→ Zu bearbeitende Aufgaben:
1. Übertragen Sie den Satz „Abgesehen von diesen Aktivitäten unterrichtete er an der Universität die deutsche Sprache.“ aus dem Textauszug über Vasmer ins Englische.
2. Prüfen Sie anhand des Textauszugs über Vasmer, ob die folgenden Aussagen zutreffen, und belegen Sie jede Antwort (ja oder nein) mit einem wörtlichen Zitat:
(a) Vasmer wurde am 1. Juli 1917 von der Provisorischen Regierung als Ordentlicher Professor bestätigt.
(b) Die Vorträge für die Saratower Wissenschaftliche Archivkommission gingen auf Vasmers eigene Initiative zurück.
(c) Vasmer übte seine Position in Saratow bis 1920 aus.
3. Führen Sie den Textauszug über Vasmers Wirken in Saratow im Anschluss an seinen letzten Satz fort.

→ Textauszug:
= = = =

So wurden die Lebenspläne zahlreicher russischer Wissenschaftler durch die Februarrevolution von 1917 und die folgenden stürmischen Ereignisse radikal verändert, was auch für Vasmers weiteres Schicksal gelten sollte, der am 1. Juli 1917 von der Provisorischen Regierung als Ordentlicher Professor am Lehrstuhl für Vergleichende Sprachwissenschaft der Universität Saratow bestätigt wurde.

In dieser Position leistete der vielseitig profilierte Linguist bis 1918 nicht nur im Universitätshörsaal große pädagogische Arbeit, wo er Vorlesungen zu allgemeinen und Fachthemen hielt („Einführung in die Sprachwissenschaft“, Altslawische Sprache“, „Polnische Sprache“), sondern hielt auch populärwissenschaftliche Vorträge für das geschichtsinteressierte Publikum vor Ort. So wurde Vasmer beispielsweise gebeten, einige öffentliche Vorträge für die Mitglieder der Saratower Wissenschaftlichen Archivkommission zu halten, für die er das folgende Programm vorschlug: 1) Wechselbeziehungen zwischen den indoeuropäischen Sprachen. Die Heimat der Indoeuropäer; 2) Wechselbeziehungen zwischen den ugro-finnischen Sprachen; 3) Turk- und Tatarsprachen. Die Bulgaren-Frage; 4) Die Heimat der Slawen. Abgesehen von diesen Aktivitäten unterrichtete er an der Universität die deutsche Sprache.

= = = =

→ Bereitgestellte Auflistung:
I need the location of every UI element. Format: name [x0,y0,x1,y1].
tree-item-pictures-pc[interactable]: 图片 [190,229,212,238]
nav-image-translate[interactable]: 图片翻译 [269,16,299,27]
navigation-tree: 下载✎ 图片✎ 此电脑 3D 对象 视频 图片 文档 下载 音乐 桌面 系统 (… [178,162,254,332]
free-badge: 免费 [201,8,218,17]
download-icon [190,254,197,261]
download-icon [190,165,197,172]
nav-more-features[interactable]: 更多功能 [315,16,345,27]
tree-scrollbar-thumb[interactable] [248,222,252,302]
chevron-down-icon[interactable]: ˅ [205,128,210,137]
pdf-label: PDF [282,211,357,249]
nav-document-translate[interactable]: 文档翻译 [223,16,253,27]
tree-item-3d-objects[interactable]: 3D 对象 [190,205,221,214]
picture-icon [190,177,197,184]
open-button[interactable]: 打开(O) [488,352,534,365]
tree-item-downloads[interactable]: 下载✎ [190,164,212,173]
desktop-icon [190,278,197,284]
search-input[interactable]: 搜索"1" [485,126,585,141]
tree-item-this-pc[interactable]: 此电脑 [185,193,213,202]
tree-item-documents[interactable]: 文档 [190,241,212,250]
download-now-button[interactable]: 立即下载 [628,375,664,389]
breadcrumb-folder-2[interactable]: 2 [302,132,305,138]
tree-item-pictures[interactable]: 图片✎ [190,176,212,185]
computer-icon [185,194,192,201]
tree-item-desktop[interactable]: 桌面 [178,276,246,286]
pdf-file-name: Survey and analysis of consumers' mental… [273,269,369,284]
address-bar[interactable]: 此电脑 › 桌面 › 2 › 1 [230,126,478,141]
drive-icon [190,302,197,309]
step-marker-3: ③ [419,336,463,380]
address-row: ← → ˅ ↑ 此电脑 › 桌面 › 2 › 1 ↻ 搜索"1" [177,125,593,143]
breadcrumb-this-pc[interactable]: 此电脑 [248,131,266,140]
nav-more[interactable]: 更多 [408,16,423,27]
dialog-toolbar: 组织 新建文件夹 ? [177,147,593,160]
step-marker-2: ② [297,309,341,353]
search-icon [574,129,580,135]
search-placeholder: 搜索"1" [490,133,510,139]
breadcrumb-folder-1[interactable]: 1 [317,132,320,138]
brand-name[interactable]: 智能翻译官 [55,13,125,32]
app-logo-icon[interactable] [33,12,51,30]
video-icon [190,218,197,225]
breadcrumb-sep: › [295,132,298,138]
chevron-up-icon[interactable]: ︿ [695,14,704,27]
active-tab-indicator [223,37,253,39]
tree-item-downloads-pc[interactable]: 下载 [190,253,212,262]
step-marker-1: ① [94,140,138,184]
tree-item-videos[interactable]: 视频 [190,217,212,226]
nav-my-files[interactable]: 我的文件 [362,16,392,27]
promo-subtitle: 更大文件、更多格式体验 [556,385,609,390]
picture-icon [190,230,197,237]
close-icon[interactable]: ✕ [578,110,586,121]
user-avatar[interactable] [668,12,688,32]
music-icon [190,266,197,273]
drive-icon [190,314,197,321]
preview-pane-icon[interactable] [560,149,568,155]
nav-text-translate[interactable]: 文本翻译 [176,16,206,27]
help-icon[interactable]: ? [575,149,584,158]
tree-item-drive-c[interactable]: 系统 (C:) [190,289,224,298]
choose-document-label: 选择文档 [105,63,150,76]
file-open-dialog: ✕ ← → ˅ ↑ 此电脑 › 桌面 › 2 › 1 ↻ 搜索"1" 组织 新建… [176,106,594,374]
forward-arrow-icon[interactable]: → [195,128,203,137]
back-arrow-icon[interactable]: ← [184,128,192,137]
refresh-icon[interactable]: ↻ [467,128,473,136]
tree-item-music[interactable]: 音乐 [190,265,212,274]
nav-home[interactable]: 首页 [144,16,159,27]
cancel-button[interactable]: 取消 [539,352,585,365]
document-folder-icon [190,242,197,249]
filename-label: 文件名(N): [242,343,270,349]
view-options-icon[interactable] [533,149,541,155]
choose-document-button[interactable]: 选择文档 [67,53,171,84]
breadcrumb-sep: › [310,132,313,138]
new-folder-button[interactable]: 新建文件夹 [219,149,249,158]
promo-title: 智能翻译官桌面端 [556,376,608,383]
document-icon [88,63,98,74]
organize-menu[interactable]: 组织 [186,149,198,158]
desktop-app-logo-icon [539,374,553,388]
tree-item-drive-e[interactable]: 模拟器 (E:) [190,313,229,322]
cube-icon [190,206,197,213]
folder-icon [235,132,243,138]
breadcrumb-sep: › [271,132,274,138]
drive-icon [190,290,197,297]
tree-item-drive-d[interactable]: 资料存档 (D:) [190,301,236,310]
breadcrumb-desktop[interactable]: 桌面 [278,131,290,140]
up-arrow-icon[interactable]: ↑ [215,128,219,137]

= = = =

→ Lösungen:
1. Apart from these activities, he taught the German language at the university.

2.
(a) Ja: „der am 1. Juli 1917 von der Provisorischen Regierung als Ordentlicher Professor am Lehrstuhl für Vergleichende Sprachwissenschaft der Universität Saratow bestätigt wurde“
(b) Nein: „So wurde Vasmer beispielsweise gebeten, einige öffentliche Vorträge für die Mitglieder der Saratower Wissenschaftlichen Archivkommission zu halten“
(c) Nein: „In dieser Position leistete der vielseitig profilierte Linguist bis 1918“

3.
Später erwähnte Vasmer häufiger, seinen ein Jahr währenden Aufenthalt in Saratow sowohl mit Blick auf den Umgang mit den Professoren und deren Familien (als guter Klavierspieler lud Vasmer regelmäßig zu Hauskonzerten) als auch mit Blick auf seine wissenschaftliche Forschungstätigkeit ungeachtet aller revolutionärer Wirren als überaus angenehm und fruchtbar in Erinnerung zu haben. Hier bot sich ihm die Gelegenheit, höchst seltene Sprachen wie beispielsweise das Kalmückische zu hören, was ihm als Etymologen neue geistige Nahrung gab. In der Nähe Saratows gab es zudem eine deutsche Kolonie, in der sich Lieder und Bräuche bewahrt hatten, die zum Teil bis ins 18. Jahrhundert zurückgingen, was Vasmer dazu inspirierte, ein dialektales Wörterbuch der Wolgadeutschen zu verfassen. Parallel war er bemüht, seine Arbeit an einem russischen dialektalen Wörterbuch der Region Saratow voranzutreiben, dessen Endversion er später der Saratower Wissenschaftlichen Archivkommission überließ.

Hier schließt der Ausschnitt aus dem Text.